**Requirements**
Below is a listing. Gather each line of it that contains "name".
begin Rows
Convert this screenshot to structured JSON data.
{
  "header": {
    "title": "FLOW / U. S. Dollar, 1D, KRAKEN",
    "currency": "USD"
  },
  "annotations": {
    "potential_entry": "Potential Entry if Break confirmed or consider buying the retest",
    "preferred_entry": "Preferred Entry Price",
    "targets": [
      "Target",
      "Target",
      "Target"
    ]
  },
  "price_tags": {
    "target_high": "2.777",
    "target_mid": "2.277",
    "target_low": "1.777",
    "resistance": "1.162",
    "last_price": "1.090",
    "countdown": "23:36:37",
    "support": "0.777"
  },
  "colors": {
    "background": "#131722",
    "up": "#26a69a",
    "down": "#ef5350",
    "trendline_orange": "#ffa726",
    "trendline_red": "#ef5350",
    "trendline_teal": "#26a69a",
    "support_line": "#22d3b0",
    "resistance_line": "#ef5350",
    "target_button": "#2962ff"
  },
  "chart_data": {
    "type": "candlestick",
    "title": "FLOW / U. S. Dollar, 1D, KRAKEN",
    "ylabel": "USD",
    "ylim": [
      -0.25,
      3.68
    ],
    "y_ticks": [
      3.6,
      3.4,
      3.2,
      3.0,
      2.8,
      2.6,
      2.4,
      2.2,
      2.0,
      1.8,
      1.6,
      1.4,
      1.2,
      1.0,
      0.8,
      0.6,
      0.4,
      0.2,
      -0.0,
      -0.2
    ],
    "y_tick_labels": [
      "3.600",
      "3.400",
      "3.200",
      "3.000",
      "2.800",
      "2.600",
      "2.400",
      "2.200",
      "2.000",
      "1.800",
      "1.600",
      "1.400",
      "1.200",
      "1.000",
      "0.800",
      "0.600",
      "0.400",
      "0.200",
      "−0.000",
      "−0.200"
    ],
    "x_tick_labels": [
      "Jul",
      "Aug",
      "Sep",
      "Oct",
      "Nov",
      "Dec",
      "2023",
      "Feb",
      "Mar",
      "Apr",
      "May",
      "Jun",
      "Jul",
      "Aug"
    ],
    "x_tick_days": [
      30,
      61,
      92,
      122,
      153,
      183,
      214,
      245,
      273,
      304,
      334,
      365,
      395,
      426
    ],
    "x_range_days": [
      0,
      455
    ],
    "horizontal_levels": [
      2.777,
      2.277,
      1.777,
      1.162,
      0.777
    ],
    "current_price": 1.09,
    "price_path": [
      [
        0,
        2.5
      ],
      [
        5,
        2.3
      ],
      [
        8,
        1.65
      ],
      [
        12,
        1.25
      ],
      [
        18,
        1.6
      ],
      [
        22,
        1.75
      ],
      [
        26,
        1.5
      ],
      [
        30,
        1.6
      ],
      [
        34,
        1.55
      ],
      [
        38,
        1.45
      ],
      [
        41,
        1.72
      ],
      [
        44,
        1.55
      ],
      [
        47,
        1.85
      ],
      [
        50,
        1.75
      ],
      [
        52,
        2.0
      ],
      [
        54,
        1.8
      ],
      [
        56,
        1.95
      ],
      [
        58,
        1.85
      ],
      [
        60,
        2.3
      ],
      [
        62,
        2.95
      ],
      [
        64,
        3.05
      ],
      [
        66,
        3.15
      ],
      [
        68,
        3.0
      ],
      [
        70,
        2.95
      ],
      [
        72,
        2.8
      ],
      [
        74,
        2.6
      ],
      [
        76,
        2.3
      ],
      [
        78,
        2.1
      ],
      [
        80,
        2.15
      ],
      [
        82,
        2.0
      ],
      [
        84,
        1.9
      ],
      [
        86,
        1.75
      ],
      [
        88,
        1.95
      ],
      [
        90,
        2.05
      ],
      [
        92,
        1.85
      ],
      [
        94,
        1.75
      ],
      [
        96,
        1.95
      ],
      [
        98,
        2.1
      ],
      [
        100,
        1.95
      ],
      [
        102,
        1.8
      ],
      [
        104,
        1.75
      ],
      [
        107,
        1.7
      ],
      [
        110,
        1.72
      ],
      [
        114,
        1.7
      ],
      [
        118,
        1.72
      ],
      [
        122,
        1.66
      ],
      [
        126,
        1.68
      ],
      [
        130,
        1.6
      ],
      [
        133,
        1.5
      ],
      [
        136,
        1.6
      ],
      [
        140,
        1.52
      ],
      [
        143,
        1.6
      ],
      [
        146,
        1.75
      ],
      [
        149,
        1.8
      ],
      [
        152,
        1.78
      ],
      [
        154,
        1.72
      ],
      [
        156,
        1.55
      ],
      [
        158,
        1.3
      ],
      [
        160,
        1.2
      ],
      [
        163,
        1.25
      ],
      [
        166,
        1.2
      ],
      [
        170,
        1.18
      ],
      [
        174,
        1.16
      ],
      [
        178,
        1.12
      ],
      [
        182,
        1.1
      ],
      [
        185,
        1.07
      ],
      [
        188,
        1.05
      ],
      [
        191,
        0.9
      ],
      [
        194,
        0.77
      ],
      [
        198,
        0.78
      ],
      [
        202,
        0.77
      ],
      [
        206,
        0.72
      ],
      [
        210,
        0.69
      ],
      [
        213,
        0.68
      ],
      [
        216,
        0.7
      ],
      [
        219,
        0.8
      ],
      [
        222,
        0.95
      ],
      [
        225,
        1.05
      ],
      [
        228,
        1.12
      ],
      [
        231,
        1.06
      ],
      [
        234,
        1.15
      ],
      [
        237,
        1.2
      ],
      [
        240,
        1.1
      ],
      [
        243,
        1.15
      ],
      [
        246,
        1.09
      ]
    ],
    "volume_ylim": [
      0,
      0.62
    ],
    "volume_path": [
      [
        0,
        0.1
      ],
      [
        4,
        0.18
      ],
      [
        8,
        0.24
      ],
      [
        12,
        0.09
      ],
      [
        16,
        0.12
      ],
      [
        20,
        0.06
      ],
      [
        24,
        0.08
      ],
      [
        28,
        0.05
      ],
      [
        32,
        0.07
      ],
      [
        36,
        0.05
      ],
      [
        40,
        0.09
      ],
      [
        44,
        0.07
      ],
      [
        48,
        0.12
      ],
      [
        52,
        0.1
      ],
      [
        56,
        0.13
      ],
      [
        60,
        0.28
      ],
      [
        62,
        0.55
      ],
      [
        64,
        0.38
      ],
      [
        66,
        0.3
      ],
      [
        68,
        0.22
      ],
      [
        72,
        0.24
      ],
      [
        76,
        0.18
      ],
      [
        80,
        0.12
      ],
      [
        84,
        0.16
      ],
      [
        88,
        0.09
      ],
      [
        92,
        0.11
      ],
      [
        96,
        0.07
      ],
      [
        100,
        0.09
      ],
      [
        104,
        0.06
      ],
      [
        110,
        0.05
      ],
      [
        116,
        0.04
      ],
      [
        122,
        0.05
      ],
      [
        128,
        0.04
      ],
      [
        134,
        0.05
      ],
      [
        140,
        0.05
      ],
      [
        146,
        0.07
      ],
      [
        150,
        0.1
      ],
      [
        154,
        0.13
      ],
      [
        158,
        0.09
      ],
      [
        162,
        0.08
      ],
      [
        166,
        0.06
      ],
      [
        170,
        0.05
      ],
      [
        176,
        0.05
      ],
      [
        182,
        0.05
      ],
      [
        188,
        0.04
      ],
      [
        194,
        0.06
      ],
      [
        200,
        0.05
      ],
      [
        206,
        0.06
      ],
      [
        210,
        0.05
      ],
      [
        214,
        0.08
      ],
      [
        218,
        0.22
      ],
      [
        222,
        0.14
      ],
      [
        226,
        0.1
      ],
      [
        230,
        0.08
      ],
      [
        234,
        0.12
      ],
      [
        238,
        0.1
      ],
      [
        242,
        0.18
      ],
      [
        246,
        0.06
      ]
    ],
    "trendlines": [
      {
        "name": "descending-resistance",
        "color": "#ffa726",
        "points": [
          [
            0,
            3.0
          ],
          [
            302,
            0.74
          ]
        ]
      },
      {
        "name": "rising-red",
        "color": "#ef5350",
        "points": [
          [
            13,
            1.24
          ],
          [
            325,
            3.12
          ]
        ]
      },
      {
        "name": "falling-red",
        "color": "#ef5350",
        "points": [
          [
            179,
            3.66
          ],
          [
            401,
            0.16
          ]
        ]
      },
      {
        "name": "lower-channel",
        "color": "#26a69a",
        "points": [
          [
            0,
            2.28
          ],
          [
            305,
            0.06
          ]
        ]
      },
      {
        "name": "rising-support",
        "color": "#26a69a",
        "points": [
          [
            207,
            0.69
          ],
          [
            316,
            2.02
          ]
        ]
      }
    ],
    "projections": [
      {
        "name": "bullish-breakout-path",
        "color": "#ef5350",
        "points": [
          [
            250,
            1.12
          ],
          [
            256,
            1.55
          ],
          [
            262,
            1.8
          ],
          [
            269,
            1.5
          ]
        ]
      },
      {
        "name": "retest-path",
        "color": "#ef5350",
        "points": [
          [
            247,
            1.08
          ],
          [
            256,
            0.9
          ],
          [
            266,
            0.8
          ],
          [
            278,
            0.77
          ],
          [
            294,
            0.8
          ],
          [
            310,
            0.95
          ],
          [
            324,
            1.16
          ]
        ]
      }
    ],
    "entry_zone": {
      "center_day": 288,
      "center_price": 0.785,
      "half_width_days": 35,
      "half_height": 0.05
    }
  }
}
end Rows
**The reply**
        "name": "descending-resistance",
        "name": "rising-red",
        "name": "falling-red",
        "name": "lower-channel",
        "name": "rising-support",
        "name": "bullish-breakout-path",
        "name": "retest-path",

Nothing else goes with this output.